- Material for this exercise
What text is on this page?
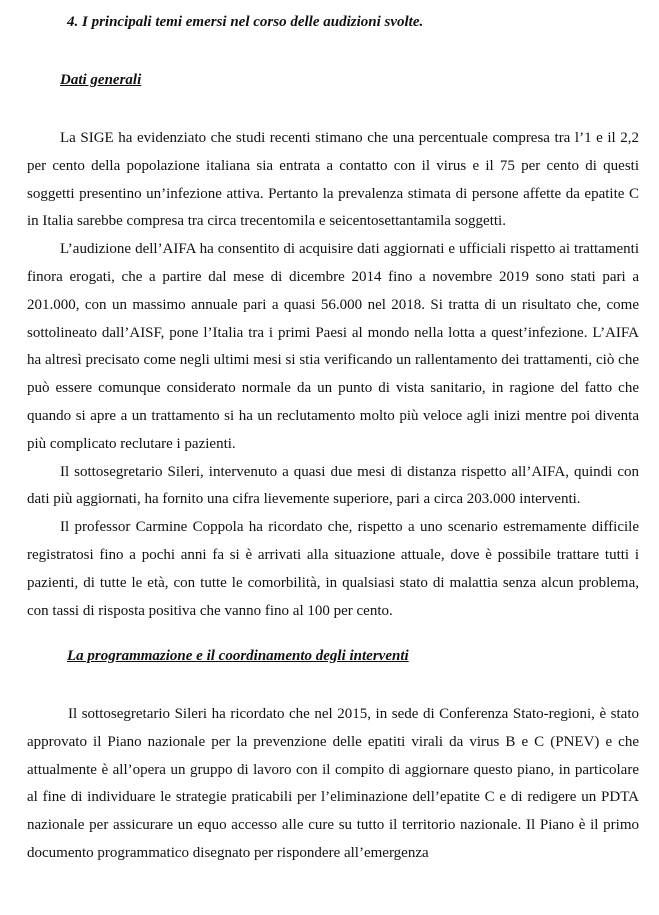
4. I principali temi emersi nel corso delle audizioni svolte.
Dati generali

La SIGE ha evidenziato che studi recenti stimano che una percentuale compresa tra l’1 e il 2,2 per cento della popolazione italiana sia entrata a contatto con il virus e il 75 per cento di questi soggetti presentino un’infezione attiva. Pertanto la prevalenza stimata di persone affette da epatite C in Italia sarebbe compresa tra circa trecentomila e seicentosettantamila soggetti.

L’audizione dell’AIFA ha consentito di acquisire dati aggiornati e ufficiali rispetto ai trattamenti finora erogati, che a partire dal mese di dicembre 2014 fino a novembre 2019 sono stati pari a 201.000, con un massimo annuale pari a quasi 56.000 nel 2018. Si tratta di un risultato che, come sottolineato dall’AISF, pone l’Italia tra i primi Paesi al mondo nella lotta a quest’infezione. L’AIFA ha altresì precisato come negli ultimi mesi si stia verificando un rallentamento dei trattamenti, ciò che può essere comunque considerato normale da un punto di vista sanitario, in ragione del fatto che quando si apre a un trattamento si ha un reclutamento molto più veloce agli inizi mentre poi diventa più complicato reclutare i pazienti.

Il sottosegretario Sileri, intervenuto a quasi due mesi di distanza rispetto all’AIFA, quindi con dati più aggiornati, ha fornito una cifra lievemente superiore, pari a circa 203.000 interventi.

Il professor Carmine Coppola ha ricordato che, rispetto a uno scenario estremamente difficile registratosi fino a pochi anni fa si è arrivati alla situazione attuale, dove è possibile trattare tutti i pazienti, di tutte le età, con tutte le comorbilità, in qualsiasi stato di malattia senza alcun problema, con tassi di risposta positiva che vanno fino al 100 per cento.

La programmazione e il coordinamento degli interventi

Il sottosegretario Sileri ha ricordato che nel 2015, in sede di Conferenza Stato-regioni, è stato approvato il Piano nazionale per la prevenzione delle epatiti virali da virus B e C (PNEV) e che attualmente è all’opera un gruppo di lavoro con il compito di aggiornare questo piano, in particolare al fine di individuare le strategie praticabili per l’eliminazione dell’epatite C e di redigere un PDTA nazionale per assicurare un equo accesso alle cure su tutto il territorio nazionale. Il Piano è il primo documento programmatico disegnato per rispondere all’emergenza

- Required action
Leave the pictures out and copy the rest of the data exactly.

- Result of the task
What text is on this page?
4. I principali temi emersi nel corso delle audizioni svolte.
Dati generali

La SIGE ha evidenziato che studi recenti stimano che una percentuale compresa tra l’1 e il 2,2 per cento della popolazione italiana sia entrata a contatto con il virus e il 75 per cento di questi soggetti presentino un’infezione attiva. Pertanto la prevalenza stimata di persone affette da epatite C in Italia sarebbe compresa tra circa trecentomila e seicentosettantamila soggetti.

L’audizione dell’AIFA ha consentito di acquisire dati aggiornati e ufficiali rispetto ai trattamenti finora erogati, che a partire dal mese di dicembre 2014 fino a novembre 2019 sono stati pari a 201.000, con un massimo annuale pari a quasi 56.000 nel 2018. Si tratta di un risultato che, come sottolineato dall’AISF, pone l’Italia tra i primi Paesi al mondo nella lotta a quest’infezione. L’AIFA ha altresì precisato come negli ultimi mesi si stia verificando un rallentamento dei trattamenti, ciò che può essere comunque considerato normale da un punto di vista sanitario, in ragione del fatto che quando si apre a un trattamento si ha un reclutamento molto più veloce agli inizi mentre poi diventa più complicato reclutare i pazienti.

Il sottosegretario Sileri, intervenuto a quasi due mesi di distanza rispetto all’AIFA, quindi con dati più aggiornati, ha fornito una cifra lievemente superiore, pari a circa 203.000 interventi.

Il professor Carmine Coppola ha ricordato che, rispetto a uno scenario estremamente difficile registratosi fino a pochi anni fa si è arrivati alla situazione attuale, dove è possibile trattare tutti i pazienti, di tutte le età, con tutte le comorbilità, in qualsiasi stato di malattia senza alcun problema, con tassi di risposta positiva che vanno fino al 100 per cento.

La programmazione e il coordinamento degli interventi

Il sottosegretario Sileri ha ricordato che nel 2015, in sede di Conferenza Stato-regioni, è stato approvato il Piano nazionale per la prevenzione delle epatiti virali da virus B e C (PNEV) e che attualmente è all’opera un gruppo di lavoro con il compito di aggiornare questo piano, in particolare al fine di individuare le strategie praticabili per l’eliminazione dell’epatite C e di redigere un PDTA nazionale per assicurare un equo accesso alle cure su tutto il territorio nazionale. Il Piano è il primo documento programmatico disegnato per rispondere all’emergenza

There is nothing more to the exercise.